*Study text*.
┄┄┄┄┄┄┄┄┄┄

Open AccessSilencing of perilipin by short hairpin RNA inhibits proliferation and induces apoptosis in liposarcoma cells
Author(s) -
L. Meng,
Yu Zheng,
MaoLei He,
Xiaoming Zhou,
Shaomei Sun,
Zhaojun Ding,
Qin Meng,
Bingcheng Li,
Yanwei Sun
Publication year - 2018
Publication title -
molecular medicine reports
Language(s) - English
Resource type - Journals
SCImago Journal Rank - 0.727
H-Index - 56
eISSN - 1791-3004
pISSN - 1791-2997
DOI - 10.3892/mmr.2018.9461
Subject(s) - cell cycle , gene silencing , apoptosis , biology , cell growth , liposarcoma , cancer research , microbiology and biotechnology , flow cytometry , small hairpin rna , cell , perilipin , pathology , adipose tissue , medicine , endocrinology , gene knockdown , genetics , gene , sarcoma , lipolysis
Previous studies have identified that perilipin-1 (PLIN1) is a highly specific marker for liposarcoma. However, its functions have yet to be fully elucidated. The aim of the present study was to investigate the potential role of PLIN1 in the proliferation, migration and apoptosis of liposarcoma cells. Short hairpin RNA was designed to inhibit PLIN1 levels. Cell proliferation was monitored by Cell Counting Kit‑8 assay and cell migration determined by wound healing assay. Flow cytometry was performed to assess the cell cycle distributions and apoptosis in liposarcoma cells. The results demonstrated that the expression of PLIN1 was significantly upregulated in liposarcoma tumor tissues compared with normal adipose tissues. Silencing of PLIN1 by short hairpin RNA significantly inhibited proliferation and migration and induced G1 phase cell cycle arrest and apoptosis in liposarcoma cell lines. It was identified that PLIN1 serves a crucial role in the pathogenesis and progression of liposarcoma and may be a potential therapeutic target for its clinical management.

┄┄┄┄┄┄┄┄┄┄

*Information supplied*.
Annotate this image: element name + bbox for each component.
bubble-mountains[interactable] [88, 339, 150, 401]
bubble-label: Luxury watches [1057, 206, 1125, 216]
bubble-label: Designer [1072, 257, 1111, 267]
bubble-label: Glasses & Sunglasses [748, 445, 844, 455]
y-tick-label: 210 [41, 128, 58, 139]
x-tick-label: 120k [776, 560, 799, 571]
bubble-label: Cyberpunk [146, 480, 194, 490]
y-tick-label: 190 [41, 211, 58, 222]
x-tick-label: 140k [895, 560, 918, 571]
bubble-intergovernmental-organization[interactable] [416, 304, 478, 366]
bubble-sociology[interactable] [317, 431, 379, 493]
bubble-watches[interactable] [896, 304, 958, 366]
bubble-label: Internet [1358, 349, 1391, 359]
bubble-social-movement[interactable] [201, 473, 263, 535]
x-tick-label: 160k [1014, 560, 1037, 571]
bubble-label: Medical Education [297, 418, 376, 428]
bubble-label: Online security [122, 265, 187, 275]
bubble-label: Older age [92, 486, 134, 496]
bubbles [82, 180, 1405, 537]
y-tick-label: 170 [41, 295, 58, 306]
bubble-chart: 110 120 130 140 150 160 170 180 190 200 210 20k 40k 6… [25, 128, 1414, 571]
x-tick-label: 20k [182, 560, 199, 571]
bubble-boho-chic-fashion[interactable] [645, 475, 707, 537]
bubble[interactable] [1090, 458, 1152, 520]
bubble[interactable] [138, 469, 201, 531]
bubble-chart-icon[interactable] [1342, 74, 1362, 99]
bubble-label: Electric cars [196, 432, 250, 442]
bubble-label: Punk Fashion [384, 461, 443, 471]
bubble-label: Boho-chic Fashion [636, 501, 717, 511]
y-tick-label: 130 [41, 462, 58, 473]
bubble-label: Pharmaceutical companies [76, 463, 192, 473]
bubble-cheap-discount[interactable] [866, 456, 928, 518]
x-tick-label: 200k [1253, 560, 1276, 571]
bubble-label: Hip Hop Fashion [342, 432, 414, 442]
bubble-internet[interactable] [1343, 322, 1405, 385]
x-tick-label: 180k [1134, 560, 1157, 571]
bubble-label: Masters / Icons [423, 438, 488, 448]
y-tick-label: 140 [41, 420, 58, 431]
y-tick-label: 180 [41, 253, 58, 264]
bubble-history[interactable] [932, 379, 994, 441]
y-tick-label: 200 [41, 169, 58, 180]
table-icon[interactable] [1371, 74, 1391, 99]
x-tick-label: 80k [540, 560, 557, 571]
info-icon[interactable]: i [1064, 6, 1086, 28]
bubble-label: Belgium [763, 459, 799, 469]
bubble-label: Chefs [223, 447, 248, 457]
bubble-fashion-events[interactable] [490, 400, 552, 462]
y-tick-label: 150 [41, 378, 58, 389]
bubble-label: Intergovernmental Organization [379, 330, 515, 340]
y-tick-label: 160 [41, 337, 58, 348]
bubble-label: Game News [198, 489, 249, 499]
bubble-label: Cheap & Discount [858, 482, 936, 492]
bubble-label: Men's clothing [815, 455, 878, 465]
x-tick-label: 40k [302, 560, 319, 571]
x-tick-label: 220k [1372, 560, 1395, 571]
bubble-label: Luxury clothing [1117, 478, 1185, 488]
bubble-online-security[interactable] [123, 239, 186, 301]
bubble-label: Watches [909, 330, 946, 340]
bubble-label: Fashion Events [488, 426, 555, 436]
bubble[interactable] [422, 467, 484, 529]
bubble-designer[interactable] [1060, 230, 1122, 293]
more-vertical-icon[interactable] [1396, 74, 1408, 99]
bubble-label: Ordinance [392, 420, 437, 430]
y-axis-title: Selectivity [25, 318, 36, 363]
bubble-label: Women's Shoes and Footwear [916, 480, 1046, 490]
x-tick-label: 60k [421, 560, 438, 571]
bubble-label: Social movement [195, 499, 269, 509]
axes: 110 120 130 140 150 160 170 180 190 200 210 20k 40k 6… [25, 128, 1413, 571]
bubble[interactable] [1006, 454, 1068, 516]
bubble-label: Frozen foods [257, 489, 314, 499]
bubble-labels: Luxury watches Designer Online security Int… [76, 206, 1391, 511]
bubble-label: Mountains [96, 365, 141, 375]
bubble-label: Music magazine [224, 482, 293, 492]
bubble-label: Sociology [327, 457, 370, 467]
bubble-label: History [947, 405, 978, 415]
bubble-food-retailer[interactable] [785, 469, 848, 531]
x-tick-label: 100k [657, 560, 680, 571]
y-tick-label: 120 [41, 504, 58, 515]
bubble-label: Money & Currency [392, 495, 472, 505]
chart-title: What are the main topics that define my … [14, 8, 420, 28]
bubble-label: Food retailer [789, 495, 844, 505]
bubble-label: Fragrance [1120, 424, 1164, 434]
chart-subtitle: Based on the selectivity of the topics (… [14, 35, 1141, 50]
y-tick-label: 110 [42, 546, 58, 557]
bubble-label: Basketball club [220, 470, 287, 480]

┄┄┄┄┄┄┄┄┄┄

*Task list*.
[1] In the perilipin study text, which assay was used to determine cell migration?
[2] Please list every effect that silencing PLIN1 by short hairpin RNA had on liposarcoma cell lines, as reported in the perilipin study text.

*Solutions*.
[1] A wound healing assay.

[2]
- Inhibited proliferation
- Inhibited migration
- Induced G1 phase cell cycle arrest
- Induced apoptosis